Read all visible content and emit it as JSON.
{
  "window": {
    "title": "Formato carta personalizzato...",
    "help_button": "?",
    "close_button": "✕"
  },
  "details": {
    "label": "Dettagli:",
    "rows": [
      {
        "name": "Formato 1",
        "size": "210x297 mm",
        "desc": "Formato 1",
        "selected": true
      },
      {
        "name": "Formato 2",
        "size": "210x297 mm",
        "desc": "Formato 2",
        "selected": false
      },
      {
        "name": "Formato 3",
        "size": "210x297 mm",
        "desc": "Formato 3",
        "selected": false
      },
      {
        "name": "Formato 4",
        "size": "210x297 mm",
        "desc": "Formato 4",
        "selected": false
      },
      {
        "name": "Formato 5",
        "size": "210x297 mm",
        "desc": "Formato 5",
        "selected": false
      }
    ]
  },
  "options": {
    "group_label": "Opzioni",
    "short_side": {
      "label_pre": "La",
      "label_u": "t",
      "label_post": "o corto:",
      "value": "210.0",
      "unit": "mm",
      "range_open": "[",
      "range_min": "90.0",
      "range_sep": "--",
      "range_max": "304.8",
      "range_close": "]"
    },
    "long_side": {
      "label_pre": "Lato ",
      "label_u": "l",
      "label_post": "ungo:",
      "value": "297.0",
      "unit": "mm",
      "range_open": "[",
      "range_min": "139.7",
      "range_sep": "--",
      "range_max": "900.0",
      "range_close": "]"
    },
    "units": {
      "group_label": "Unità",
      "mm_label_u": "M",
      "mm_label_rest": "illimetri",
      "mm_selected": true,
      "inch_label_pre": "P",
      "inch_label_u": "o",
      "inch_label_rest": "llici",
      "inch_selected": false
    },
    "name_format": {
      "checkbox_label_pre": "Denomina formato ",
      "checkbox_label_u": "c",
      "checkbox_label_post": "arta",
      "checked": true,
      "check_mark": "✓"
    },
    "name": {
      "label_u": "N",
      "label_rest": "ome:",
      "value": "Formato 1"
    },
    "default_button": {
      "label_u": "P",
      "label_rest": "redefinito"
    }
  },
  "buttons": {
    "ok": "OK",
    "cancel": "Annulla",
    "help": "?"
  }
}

> TASK: Every entry should be output exactly as written, please.

> TASK SOLUTION:
Read all visible content and emit it as JSON.
{
  "window": {
    "title": "Formato carta personalizzato...",
    "help_button": "?",
    "close_button": "✕"
  },
  "details": {
    "label": "Dettagli:",
    "rows": [
      {
        "name": "Formato 1",
        "size": "210x297 mm",
        "desc": "Formato 1",
        "selected": true
      },
      {
        "name": "Formato 2",
        "size": "210x297 mm",
        "desc": "Formato 2",
        "selected": false
      },
      {
        "name": "Formato 3",
        "size": "210x297 mm",
        "desc": "Formato 3",
        "selected": false
      },
      {
        "name": "Formato 4",
        "size": "210x297 mm",
        "desc": "Formato 4",
        "selected": false
      },
      {
        "name": "Formato 5",
        "size": "210x297 mm",
        "desc": "Formato 5",
        "selected": false
      }
    ]
  },
  "options": {
    "group_label": "Opzioni",
    "short_side": {
      "label_pre": "La",
      "label_u": "t",
      "label_post": "o corto:",
      "value": "210.0",
      "unit": "mm",
      "range_open": "[",
      "range_min": "90.0",
      "range_sep": "--",
      "range_max": "304.8",
      "range_close": "]"
    },
    "long_side": {
      "label_pre": "Lato ",
      "label_u": "l",
      "label_post": "ungo:",
      "value": "297.0",
      "unit": "mm",
      "range_open": "[",
      "range_min": "139.7",
      "range_sep": "--",
      "range_max": "900.0",
      "range_close": "]"
    },
    "units": {
      "group_label": "Unità",
      "mm_label_u": "M",
      "mm_label_rest": "illimetri",
      "mm_selected": true,
      "inch_label_pre": "P",
      "inch_label_u": "o",
      "inch_label_rest": "llici",
      "inch_selected": false
    },
    "name_format": {
      "checkbox_label_pre": "Denomina formato ",
      "checkbox_label_u": "c",
      "checkbox_label_post": "arta",
      "checked": true,
      "check_mark": "✓"
    },
    "name": {
      "label_u": "N",
      "label_rest": "ome:",
      "value": "Formato 1"
    },
    "default_button": {
      "label_u": "P",
      "label_rest": "redefinito"
    }
  },
  "buttons": {
    "ok": "OK",
    "cancel": "Annulla",
    "help": "?"
  }
}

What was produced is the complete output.